(Saved data entries)

## BEGIN

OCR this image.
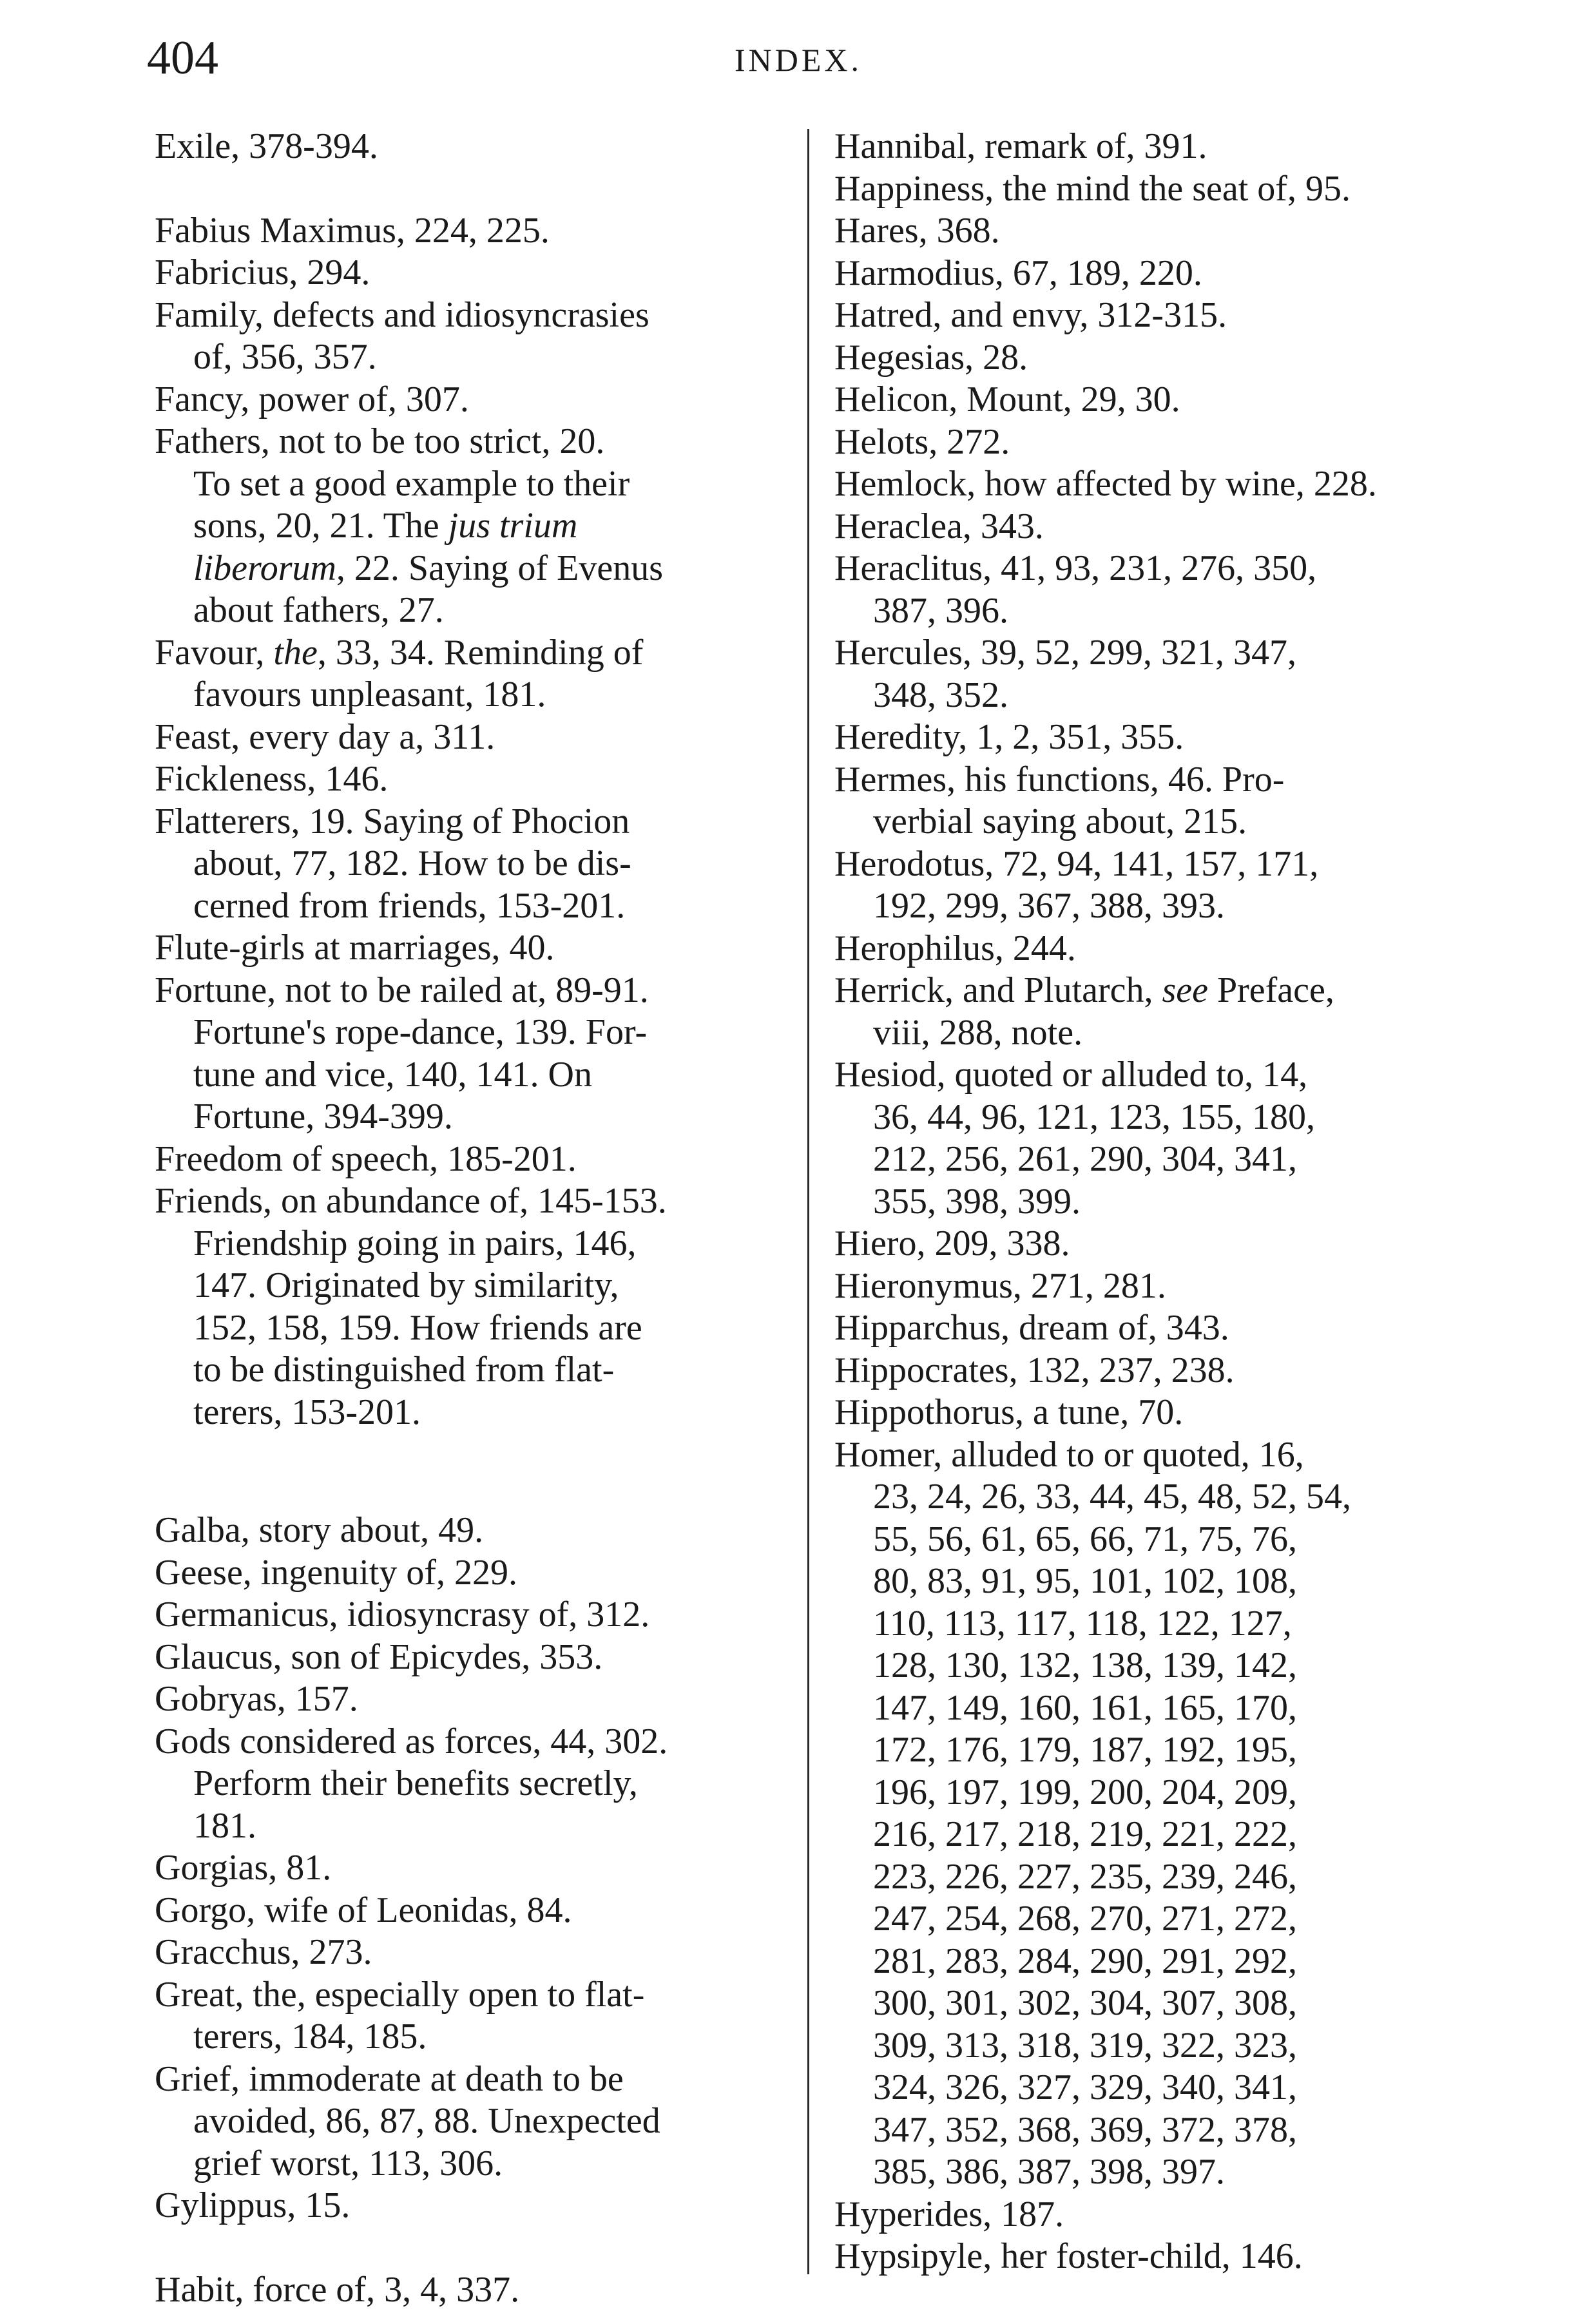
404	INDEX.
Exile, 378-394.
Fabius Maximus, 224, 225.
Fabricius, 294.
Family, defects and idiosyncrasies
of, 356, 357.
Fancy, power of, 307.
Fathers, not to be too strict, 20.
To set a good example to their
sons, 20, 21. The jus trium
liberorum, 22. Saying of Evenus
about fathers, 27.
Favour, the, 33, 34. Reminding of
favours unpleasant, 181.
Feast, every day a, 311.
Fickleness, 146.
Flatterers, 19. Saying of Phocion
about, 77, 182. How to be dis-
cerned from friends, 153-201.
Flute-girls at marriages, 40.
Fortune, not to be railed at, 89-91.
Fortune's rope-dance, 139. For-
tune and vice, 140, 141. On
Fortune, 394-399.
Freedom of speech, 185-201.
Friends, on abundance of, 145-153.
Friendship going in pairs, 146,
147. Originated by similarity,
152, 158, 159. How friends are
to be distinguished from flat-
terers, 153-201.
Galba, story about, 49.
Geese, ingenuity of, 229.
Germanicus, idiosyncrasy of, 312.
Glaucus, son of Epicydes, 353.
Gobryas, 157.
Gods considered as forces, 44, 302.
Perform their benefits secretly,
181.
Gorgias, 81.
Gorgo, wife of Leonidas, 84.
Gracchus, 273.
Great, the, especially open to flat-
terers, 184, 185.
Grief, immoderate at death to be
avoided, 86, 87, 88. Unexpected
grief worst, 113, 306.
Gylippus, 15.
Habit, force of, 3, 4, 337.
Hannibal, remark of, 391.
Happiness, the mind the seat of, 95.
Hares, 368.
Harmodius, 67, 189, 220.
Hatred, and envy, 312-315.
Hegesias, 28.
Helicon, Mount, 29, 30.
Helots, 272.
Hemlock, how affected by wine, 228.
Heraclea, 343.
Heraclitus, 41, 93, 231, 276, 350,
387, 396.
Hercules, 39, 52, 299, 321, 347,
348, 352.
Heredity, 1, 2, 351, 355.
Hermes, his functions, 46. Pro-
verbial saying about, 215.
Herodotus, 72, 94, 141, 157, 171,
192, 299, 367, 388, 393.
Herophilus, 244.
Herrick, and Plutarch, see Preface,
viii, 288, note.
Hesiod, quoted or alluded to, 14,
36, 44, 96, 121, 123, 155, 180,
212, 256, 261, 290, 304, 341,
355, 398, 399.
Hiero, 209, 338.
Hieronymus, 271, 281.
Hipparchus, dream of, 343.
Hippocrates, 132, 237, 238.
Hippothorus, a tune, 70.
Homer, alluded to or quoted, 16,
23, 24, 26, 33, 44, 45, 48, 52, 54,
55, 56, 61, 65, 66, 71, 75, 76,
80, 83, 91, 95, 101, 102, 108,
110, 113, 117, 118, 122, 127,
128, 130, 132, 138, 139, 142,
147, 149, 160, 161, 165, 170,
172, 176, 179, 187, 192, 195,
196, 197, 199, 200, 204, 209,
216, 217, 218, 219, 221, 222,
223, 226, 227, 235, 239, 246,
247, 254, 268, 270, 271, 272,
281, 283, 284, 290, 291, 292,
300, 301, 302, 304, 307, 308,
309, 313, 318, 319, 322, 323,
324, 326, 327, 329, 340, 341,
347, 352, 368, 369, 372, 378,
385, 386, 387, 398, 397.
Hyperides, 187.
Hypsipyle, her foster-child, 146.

## END
## BEGIN

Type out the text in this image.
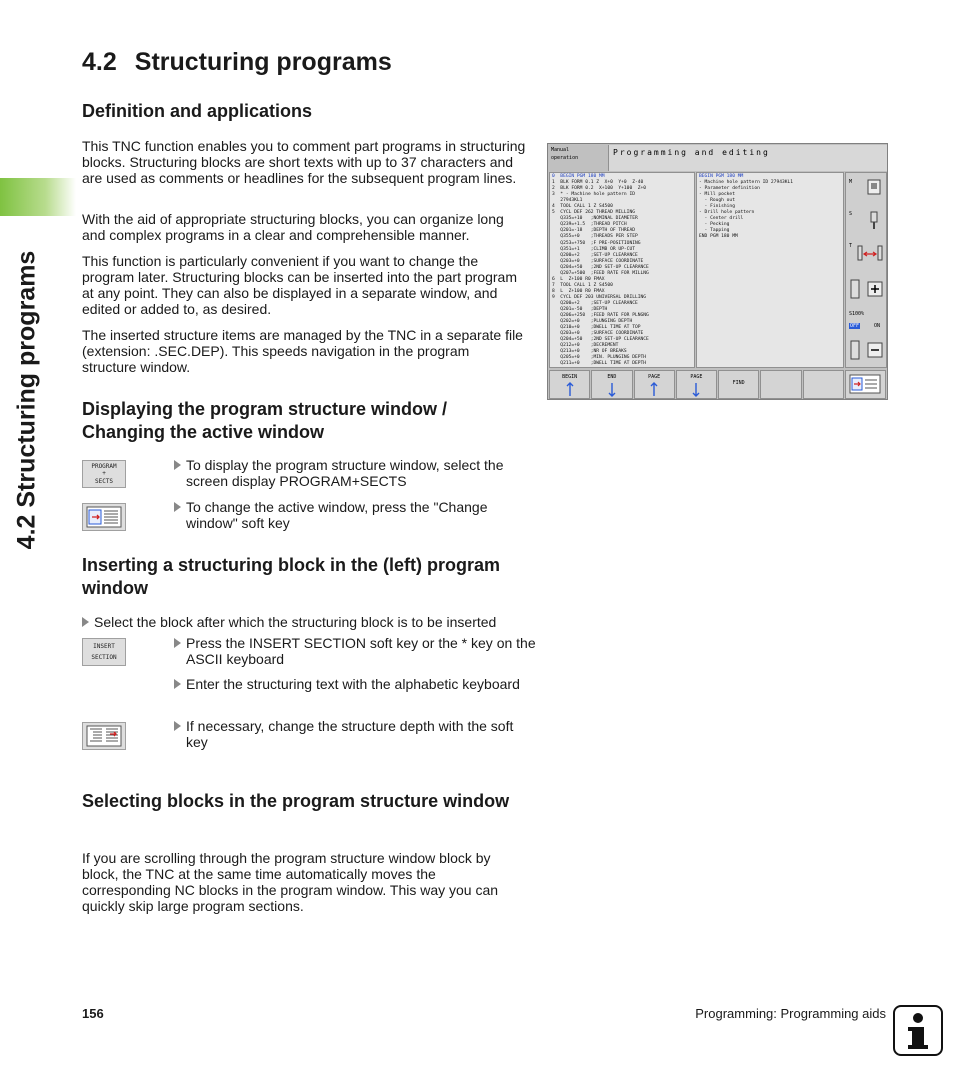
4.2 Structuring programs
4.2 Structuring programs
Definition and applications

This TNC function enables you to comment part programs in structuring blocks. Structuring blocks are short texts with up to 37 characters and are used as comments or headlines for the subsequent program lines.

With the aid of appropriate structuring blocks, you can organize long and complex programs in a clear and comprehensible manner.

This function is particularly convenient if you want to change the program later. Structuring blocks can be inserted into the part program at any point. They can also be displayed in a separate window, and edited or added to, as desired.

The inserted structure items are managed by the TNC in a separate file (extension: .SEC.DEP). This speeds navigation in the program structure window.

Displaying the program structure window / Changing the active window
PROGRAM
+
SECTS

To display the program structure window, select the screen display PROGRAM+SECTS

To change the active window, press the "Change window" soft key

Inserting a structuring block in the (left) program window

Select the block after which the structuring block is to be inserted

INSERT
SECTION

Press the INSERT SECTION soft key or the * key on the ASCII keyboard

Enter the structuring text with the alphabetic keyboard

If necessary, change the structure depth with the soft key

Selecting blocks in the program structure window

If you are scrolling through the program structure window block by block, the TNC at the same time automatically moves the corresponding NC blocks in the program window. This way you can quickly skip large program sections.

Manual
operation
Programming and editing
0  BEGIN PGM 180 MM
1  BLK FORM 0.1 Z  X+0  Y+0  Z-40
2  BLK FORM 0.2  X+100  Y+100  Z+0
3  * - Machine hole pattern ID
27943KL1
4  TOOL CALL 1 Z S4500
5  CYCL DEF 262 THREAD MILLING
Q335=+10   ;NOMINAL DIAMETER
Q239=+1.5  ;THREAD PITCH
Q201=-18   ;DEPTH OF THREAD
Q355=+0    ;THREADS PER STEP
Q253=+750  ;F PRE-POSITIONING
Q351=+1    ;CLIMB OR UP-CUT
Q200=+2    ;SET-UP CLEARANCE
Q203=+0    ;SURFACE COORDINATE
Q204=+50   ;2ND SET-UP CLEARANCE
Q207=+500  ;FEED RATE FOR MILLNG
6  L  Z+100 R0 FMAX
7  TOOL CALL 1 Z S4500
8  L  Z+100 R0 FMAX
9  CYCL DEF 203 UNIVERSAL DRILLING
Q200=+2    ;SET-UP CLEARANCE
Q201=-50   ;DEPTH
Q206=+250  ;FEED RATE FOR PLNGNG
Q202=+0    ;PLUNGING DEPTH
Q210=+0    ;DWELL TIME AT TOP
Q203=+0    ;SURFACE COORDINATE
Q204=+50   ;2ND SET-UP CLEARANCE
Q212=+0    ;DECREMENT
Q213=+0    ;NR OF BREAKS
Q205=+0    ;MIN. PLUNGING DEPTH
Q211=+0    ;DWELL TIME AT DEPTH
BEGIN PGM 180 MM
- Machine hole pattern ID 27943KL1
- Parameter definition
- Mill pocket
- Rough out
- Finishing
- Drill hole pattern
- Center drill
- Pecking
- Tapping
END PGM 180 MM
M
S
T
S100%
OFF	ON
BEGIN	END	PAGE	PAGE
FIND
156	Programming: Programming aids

## END

Find each line holding the word "soft" and copy it.

* _Reply_
To change the active window, press the "Change window" soft key
Press the INSERT SECTION soft key or the * key on the ASCII keyboard
If necessary, change the structure depth with the soft key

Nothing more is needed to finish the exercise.